** begin RECORDED INFORMATION **

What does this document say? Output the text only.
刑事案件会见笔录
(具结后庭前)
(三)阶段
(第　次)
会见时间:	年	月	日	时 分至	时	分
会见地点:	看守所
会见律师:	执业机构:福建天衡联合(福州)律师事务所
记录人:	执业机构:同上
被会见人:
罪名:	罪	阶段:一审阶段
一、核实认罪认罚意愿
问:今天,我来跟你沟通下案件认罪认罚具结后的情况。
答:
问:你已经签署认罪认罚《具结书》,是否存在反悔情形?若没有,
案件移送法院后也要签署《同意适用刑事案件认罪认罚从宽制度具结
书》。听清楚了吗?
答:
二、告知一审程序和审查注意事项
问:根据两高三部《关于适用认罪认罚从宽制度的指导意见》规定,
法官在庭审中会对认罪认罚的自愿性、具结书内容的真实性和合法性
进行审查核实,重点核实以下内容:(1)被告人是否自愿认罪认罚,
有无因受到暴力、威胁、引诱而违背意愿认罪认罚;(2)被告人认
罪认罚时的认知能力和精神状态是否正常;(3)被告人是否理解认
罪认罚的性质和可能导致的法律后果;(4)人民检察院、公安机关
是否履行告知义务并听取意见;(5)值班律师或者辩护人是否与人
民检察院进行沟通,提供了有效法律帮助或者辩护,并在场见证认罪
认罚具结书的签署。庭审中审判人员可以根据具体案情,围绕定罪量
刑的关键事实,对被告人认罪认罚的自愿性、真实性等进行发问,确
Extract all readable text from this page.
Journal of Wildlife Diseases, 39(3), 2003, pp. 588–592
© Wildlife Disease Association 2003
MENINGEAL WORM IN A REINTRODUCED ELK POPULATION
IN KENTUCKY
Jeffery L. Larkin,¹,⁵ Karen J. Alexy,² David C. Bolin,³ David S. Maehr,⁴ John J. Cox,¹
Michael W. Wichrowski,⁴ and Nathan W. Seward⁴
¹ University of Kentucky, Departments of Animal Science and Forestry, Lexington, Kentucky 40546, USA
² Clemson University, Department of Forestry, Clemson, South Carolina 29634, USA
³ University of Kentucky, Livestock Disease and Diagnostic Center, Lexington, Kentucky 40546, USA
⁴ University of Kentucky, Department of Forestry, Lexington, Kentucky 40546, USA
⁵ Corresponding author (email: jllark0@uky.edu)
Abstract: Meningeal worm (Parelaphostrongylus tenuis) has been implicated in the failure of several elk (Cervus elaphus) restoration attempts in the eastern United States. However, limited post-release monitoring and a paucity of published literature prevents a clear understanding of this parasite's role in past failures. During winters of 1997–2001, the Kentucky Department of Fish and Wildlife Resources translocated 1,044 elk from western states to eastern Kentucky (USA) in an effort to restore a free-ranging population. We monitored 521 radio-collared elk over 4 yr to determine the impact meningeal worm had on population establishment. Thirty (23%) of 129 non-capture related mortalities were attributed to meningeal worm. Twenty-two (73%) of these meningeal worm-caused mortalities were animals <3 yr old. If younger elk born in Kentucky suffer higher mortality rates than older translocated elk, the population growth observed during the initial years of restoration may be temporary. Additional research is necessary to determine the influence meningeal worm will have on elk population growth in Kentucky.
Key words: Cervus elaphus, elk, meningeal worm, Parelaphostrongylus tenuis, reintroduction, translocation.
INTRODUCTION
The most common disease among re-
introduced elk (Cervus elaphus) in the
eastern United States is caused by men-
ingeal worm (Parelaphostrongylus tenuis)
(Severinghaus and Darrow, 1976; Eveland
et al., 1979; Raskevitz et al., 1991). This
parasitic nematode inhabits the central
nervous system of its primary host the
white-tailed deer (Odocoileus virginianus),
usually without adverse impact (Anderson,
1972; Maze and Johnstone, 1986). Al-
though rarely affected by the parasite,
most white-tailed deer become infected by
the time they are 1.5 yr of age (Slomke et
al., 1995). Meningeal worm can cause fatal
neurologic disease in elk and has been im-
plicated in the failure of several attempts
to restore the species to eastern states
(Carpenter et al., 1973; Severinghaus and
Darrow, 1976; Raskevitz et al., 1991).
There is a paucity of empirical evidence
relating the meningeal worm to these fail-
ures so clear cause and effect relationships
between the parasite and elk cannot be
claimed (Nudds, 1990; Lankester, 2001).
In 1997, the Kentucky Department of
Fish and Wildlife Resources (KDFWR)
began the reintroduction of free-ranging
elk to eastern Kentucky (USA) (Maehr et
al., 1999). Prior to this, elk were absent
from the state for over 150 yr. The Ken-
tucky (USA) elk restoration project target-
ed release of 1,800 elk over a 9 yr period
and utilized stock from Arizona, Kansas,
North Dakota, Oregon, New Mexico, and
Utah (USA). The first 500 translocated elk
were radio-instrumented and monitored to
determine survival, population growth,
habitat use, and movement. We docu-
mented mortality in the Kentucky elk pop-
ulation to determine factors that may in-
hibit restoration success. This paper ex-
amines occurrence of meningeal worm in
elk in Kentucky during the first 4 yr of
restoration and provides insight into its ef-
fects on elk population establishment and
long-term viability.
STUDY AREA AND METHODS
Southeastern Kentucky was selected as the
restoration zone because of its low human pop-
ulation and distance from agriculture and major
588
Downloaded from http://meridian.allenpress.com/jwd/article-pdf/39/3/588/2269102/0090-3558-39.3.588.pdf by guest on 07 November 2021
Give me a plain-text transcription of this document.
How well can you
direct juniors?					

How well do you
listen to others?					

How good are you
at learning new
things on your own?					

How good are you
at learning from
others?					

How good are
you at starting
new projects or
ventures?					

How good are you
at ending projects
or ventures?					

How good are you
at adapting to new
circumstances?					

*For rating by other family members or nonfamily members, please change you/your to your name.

** end RECORDED INFORMATION **

### SET EXERCISE
Find the word "tailed" in the material, then list each line that holds it.

### RESPONSE
white-tailed deer (Odocoileus virginianus),
most white-tailed deer become infected by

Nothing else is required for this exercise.